__STATED GOAL__:
List each line of the data that holds the string "анкилостомидозах", please.

┄┄┄┄┄┄

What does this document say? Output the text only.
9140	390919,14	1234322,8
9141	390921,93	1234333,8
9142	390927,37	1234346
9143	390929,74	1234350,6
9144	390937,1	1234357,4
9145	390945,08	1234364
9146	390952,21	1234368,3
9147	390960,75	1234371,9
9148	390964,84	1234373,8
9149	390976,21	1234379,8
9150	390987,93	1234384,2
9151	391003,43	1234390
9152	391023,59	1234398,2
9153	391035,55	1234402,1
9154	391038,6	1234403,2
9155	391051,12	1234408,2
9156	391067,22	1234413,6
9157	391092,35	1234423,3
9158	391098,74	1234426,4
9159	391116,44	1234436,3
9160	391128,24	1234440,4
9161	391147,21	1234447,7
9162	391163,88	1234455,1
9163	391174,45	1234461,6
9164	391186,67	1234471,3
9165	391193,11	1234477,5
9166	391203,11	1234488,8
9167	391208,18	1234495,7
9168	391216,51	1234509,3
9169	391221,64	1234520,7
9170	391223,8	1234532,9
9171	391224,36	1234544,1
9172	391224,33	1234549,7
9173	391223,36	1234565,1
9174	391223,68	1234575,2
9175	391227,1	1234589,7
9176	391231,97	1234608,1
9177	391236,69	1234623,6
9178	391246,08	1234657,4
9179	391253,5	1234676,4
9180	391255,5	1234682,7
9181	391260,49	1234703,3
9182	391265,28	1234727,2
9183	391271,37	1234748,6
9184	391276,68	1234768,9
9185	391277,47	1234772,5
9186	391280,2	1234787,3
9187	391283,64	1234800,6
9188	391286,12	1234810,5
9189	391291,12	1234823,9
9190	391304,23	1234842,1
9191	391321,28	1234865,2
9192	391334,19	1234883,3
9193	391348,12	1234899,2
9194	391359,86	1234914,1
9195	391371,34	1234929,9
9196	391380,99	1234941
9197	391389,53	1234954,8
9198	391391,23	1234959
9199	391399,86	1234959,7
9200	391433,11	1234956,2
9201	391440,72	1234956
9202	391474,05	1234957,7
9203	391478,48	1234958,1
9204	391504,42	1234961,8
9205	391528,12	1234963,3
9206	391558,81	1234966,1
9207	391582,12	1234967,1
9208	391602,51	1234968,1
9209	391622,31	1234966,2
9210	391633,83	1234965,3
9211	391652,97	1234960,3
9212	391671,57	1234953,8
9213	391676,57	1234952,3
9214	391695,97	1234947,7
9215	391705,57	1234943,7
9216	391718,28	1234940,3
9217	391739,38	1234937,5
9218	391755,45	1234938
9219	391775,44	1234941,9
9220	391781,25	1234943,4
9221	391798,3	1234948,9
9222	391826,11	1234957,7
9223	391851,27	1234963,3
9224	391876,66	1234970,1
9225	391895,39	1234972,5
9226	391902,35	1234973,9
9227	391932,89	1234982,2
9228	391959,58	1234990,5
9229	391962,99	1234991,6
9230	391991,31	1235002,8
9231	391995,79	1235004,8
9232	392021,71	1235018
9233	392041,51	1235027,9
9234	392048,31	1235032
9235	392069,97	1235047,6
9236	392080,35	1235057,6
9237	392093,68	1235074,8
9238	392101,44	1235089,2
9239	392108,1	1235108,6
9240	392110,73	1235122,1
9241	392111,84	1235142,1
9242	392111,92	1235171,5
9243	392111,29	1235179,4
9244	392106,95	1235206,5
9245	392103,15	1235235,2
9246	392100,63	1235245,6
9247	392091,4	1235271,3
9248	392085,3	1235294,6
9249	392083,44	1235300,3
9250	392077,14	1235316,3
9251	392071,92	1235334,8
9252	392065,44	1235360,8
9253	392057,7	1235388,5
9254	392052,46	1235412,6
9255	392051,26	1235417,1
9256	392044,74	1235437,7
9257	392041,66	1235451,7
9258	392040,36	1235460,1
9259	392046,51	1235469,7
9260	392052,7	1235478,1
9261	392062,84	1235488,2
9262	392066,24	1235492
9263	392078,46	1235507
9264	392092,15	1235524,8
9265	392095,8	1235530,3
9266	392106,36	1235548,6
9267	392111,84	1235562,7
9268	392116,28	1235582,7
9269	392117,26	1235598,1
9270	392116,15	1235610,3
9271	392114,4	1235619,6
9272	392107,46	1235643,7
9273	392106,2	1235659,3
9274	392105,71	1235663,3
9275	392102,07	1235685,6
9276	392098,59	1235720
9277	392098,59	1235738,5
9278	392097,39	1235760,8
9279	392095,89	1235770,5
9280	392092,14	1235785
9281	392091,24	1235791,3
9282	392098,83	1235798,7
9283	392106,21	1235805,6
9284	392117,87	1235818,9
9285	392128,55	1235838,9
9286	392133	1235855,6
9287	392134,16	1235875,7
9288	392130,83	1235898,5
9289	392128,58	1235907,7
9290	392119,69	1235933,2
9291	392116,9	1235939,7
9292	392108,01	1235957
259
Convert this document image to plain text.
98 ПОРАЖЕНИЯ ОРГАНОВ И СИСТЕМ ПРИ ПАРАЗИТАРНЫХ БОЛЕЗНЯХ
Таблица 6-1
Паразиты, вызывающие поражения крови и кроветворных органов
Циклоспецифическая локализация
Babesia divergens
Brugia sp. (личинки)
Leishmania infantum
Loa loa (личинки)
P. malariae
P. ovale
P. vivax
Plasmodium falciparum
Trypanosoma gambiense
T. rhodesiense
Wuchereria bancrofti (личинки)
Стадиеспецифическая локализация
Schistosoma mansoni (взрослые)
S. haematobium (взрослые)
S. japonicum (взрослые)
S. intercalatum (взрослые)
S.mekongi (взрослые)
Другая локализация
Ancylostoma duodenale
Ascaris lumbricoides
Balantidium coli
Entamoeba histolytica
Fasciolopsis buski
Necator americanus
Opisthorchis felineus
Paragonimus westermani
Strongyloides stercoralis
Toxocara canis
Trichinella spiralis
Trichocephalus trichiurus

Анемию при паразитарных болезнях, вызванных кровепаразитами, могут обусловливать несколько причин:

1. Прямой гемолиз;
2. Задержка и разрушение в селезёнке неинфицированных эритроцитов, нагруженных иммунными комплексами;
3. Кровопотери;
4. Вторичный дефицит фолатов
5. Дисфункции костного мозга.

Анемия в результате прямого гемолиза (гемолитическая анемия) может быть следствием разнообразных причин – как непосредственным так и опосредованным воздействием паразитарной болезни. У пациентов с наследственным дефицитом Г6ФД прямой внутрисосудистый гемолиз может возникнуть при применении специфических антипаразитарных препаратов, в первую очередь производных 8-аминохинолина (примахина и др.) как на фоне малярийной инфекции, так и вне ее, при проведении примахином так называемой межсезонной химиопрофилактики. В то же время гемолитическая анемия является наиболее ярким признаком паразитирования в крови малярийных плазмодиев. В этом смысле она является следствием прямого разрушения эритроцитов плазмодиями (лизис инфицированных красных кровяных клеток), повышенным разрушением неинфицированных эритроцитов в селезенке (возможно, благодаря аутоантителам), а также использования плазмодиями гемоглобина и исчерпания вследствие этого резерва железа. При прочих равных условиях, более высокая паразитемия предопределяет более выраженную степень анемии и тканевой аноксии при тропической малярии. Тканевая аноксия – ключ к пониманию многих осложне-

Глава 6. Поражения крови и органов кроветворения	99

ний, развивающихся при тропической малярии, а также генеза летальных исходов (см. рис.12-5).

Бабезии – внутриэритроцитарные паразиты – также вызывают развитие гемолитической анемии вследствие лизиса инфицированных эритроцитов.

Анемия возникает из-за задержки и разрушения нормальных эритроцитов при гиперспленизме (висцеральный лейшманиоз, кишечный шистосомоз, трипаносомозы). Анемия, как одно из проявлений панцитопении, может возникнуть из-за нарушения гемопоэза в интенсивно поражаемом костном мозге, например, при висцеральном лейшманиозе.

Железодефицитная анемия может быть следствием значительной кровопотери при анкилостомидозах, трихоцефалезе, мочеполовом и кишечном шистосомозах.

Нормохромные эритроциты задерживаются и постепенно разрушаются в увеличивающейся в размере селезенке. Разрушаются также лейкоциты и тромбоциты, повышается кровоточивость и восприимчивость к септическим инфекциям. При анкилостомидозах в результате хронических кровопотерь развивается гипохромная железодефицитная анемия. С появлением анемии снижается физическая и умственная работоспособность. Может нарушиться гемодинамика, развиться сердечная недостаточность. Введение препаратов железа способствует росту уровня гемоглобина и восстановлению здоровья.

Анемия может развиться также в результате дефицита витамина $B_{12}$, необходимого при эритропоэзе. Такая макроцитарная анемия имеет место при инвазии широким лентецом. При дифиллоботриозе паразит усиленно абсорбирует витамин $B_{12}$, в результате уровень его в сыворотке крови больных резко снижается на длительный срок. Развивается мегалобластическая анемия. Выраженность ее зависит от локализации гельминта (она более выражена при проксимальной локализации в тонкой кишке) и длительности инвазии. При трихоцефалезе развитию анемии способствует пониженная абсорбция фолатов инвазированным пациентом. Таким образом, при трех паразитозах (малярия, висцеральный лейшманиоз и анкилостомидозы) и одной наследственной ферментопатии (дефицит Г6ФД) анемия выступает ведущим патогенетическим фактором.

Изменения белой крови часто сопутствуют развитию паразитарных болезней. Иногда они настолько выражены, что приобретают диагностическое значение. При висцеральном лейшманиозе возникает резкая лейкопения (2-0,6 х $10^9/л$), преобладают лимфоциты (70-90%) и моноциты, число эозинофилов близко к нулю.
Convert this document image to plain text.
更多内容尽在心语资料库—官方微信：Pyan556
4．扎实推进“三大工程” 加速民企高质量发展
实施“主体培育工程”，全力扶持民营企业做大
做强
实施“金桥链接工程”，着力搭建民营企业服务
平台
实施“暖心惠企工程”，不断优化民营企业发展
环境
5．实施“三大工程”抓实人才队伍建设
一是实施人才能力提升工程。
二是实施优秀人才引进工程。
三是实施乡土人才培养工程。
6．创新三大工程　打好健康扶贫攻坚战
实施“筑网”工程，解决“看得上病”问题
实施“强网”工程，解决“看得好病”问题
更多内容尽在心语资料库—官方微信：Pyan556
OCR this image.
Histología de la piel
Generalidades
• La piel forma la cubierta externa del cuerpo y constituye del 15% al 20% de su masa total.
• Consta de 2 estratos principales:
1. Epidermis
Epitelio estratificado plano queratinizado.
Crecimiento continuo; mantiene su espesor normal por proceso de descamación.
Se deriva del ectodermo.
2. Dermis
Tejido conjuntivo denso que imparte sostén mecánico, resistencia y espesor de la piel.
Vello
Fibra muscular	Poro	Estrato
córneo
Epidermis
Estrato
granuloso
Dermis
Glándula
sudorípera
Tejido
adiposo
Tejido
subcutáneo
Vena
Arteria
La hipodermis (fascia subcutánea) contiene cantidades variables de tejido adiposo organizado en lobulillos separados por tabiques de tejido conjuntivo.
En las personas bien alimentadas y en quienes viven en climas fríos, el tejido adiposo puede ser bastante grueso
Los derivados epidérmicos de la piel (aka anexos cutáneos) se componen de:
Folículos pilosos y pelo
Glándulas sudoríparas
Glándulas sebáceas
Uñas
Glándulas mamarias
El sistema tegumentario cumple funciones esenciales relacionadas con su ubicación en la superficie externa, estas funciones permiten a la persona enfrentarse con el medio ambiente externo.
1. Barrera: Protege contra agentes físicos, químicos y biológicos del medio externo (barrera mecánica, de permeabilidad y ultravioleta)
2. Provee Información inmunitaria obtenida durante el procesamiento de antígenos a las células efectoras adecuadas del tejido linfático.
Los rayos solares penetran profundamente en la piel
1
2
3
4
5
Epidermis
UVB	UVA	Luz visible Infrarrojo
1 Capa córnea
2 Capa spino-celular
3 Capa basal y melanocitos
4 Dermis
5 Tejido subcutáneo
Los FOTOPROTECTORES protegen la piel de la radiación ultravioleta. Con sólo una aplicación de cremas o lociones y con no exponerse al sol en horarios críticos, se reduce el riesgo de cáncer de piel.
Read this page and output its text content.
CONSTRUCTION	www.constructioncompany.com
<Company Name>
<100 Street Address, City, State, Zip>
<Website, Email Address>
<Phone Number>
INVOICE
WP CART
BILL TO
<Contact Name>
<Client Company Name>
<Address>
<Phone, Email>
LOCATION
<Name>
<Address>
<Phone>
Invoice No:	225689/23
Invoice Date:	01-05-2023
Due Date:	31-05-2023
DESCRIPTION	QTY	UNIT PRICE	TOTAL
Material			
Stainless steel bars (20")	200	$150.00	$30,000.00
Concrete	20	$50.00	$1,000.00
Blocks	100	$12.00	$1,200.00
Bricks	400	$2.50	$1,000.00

┄┄┄┄┄┄

__CORRECT RESULT__:
Железодефицитная анемия может быть следствием значительной кровопотери при анкилостомидозах, трихоцефалезе, мочеполовом и кишечном шистосомозах.
Нормохромные эритроциты задерживаются и постепенно разрушаются в увеличивающейся в размере селезенке. Разрушаются также лейкоциты и тромбоциты, повышается кровоточивость и восприимчивость к септическим инфекциям. При анкилостомидозах в результате хронических кровопотерь развивается гипохромная железодефицитная анемия. С появлением анемии снижается физическая и умственная работоспособность. Может нарушиться гемодинамика, развиться сердечная недостаточность. Введение препаратов железа способствует росту уровня гемоглобина и восстановлению здоровья.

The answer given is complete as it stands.